Saved data entries:
^^^^^^^^^^^^^^^^

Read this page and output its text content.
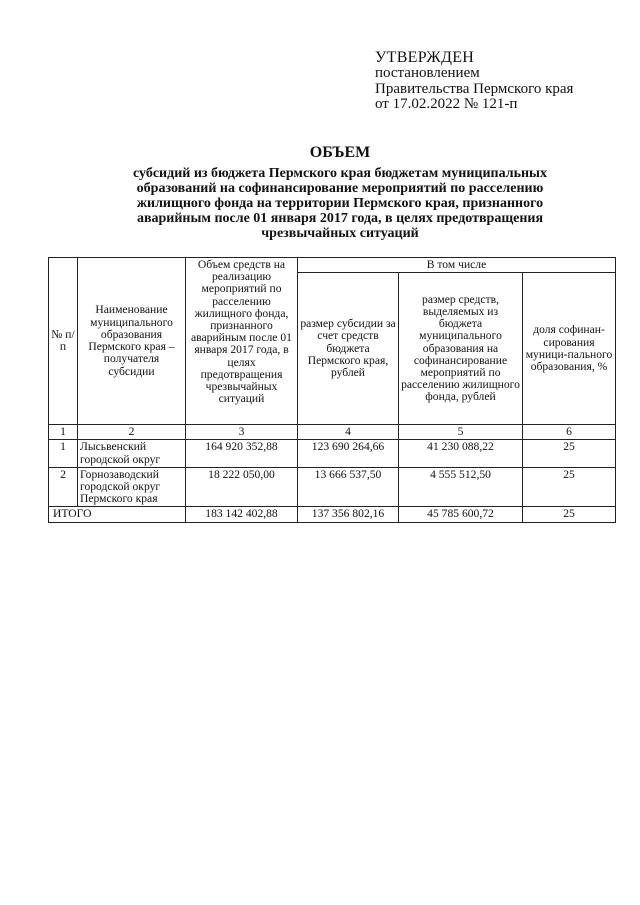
УТВЕРЖДЕН
постановлением
Правительства Пермского края
от 17.02.2022 № 121-п
ОБЪЕМ
субсидий из бюджета Пермского края бюджетам муниципальных
образований на софинансирование мероприятий по расселению
жилищного фонда на территории Пермского края, признанного
аварийным после 01 января 2017 года, в целях предотвращения
чрезвычайных ситуаций
№ п/п	Наименование муниципального образования Пермского края – получателя субсидии	Объем средств на реализацию мероприятий по расселению жилищного фонда, признанного аварийным после 01 января 2017 года, в целях предотвращения чрезвычайных ситуаций	В том числе		
			размер субсидии за счет средств бюджета Пермского края, рублей	размер средств, выделяемых из бюджета муниципального образования на софинансирование мероприятий по расселению жилищного фонда, рублей	доля софинан-сирования муници-пального образования, %
1	2	3	4	5	6
1	Лысьвенский городской округ	164 920 352,88	123 690 264,66	41 230 088,22	25
2	Горнозаводский городской округ Пермского края	18 222 050,00	13 666 537,50	4 555 512,50	25
ИТОГО		183 142 402,88	137 356 802,16	45 785 600,72	25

^^^^^^^^^^^^^^^^

WHAT THE EXERCISE ASKS: Please transcribe the material above exactly as written. Leave the pictures out.

RESULT OF THE EXERCISE:
Read this page and output its text content.
УТВЕРЖДЕН
постановлением
Правительства Пермского края
от 17.02.2022 № 121-п
ОБЪЕМ
субсидий из бюджета Пермского края бюджетам муниципальных
образований на софинансирование мероприятий по расселению
жилищного фонда на территории Пермского края, признанного
аварийным после 01 января 2017 года, в целях предотвращения
чрезвычайных ситуаций
№ п/п	Наименование муниципального образования Пермского края – получателя субсидии	Объем средств на реализацию мероприятий по расселению жилищного фонда, признанного аварийным после 01 января 2017 года, в целях предотвращения чрезвычайных ситуаций	В том числе		
			размер субсидии за счет средств бюджета Пермского края, рублей	размер средств, выделяемых из бюджета муниципального образования на софинансирование мероприятий по расселению жилищного фонда, рублей	доля софинан-сирования муници-пального образования, %
1	2	3	4	5	6
1	Лысьвенский городской округ	164 920 352,88	123 690 264,66	41 230 088,22	25
2	Горнозаводский городской округ Пермского края	18 222 050,00	13 666 537,50	4 555 512,50	25
ИТОГО		183 142 402,88	137 356 802,16	45 785 600,72	25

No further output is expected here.